### Available data
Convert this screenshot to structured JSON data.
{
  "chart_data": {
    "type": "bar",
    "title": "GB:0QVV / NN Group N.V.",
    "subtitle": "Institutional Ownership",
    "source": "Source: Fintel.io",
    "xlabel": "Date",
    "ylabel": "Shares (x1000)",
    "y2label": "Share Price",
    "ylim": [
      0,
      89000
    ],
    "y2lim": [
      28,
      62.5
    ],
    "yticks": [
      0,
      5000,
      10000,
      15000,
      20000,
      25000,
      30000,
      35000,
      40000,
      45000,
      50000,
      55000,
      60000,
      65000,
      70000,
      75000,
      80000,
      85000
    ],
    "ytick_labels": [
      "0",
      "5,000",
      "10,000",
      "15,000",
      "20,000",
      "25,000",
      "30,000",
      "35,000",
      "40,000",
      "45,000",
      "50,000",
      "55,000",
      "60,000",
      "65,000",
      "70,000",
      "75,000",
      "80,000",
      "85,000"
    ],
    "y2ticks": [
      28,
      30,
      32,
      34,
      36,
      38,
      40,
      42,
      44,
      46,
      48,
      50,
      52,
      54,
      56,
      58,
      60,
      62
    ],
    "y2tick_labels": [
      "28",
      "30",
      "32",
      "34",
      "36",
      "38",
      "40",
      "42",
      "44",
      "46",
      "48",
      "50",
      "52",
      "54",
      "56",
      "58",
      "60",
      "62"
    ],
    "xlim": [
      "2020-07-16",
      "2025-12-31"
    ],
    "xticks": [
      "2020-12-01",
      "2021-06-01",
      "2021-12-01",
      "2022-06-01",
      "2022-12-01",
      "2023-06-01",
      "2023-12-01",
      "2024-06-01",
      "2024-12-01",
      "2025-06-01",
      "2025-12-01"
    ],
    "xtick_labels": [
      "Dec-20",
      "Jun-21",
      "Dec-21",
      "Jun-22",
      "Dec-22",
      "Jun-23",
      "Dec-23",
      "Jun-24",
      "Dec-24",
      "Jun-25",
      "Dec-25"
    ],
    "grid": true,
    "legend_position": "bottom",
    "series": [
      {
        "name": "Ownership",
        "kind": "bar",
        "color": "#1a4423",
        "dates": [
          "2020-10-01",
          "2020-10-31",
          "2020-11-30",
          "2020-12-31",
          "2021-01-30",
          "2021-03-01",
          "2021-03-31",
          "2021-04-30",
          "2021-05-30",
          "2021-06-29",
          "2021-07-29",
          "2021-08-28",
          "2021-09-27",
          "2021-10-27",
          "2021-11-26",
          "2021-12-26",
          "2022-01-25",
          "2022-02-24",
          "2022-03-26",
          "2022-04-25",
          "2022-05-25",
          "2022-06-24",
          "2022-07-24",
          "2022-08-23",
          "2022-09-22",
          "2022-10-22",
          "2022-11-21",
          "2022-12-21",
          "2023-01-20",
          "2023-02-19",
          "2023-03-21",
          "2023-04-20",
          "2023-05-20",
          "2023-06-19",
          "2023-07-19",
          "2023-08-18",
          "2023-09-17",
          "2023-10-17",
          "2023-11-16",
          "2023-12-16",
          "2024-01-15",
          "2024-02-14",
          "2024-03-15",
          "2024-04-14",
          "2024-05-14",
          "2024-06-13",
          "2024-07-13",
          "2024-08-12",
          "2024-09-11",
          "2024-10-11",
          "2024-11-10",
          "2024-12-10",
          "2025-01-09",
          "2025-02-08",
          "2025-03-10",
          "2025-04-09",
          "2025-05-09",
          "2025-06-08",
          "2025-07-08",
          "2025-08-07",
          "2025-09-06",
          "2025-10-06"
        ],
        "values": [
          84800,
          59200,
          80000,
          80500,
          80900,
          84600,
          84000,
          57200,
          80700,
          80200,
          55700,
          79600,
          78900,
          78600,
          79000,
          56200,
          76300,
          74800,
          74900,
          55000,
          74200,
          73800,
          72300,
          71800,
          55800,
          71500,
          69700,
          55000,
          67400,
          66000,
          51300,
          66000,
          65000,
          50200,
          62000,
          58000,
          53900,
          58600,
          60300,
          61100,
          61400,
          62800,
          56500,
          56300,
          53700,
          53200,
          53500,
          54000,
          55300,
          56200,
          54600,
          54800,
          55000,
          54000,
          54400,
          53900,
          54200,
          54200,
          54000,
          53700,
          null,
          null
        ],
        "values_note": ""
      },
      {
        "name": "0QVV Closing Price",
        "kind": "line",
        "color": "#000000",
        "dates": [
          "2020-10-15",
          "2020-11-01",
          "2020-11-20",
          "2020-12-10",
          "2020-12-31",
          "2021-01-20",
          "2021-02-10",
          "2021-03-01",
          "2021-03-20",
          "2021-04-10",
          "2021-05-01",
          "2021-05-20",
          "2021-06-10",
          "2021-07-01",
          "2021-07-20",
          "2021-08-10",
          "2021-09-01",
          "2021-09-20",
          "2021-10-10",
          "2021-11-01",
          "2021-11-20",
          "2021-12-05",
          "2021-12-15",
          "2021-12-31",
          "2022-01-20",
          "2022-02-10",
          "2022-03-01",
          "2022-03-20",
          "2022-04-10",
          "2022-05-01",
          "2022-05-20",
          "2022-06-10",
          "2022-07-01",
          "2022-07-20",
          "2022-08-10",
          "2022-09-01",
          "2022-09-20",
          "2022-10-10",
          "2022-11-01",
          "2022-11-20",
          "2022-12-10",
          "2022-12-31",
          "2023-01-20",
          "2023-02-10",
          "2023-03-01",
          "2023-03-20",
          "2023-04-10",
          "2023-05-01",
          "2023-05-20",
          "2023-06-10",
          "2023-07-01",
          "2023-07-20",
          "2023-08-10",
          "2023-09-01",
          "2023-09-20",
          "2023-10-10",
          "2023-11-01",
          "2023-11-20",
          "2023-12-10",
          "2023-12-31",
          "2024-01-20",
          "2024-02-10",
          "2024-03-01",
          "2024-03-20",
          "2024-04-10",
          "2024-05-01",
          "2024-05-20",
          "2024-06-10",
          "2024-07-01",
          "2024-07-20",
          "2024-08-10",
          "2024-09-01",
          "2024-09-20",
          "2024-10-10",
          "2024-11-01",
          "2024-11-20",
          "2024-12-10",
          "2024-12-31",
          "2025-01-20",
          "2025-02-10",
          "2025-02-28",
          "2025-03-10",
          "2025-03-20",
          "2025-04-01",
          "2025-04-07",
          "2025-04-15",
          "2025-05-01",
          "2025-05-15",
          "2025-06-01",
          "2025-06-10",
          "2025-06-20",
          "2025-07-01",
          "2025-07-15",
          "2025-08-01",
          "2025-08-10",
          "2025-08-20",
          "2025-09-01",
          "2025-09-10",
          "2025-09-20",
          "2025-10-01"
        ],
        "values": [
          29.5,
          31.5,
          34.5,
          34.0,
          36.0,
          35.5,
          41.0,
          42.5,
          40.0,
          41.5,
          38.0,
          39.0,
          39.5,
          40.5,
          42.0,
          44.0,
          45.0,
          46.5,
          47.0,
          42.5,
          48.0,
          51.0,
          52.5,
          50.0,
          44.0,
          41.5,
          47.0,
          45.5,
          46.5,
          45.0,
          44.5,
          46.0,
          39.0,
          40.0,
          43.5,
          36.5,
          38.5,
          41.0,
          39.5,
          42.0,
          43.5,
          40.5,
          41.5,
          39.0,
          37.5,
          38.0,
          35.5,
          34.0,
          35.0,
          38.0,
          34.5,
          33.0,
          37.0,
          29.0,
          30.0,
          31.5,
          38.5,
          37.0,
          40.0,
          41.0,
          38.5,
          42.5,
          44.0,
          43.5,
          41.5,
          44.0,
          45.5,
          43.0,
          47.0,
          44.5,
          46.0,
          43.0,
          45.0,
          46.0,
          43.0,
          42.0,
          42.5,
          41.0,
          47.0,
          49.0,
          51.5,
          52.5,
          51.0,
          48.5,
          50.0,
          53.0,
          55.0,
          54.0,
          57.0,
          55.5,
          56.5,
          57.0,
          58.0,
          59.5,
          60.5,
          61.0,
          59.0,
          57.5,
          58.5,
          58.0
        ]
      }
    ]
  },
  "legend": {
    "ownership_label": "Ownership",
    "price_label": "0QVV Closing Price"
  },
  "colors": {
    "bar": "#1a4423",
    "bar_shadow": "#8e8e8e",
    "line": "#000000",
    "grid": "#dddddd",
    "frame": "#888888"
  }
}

### Exercise prompt
Copy out every line in the listing where the word "Closing" appears.

### Solution to this task
        "name": "0QVV Closing Price",
    "price_label": "0QVV Closing Price"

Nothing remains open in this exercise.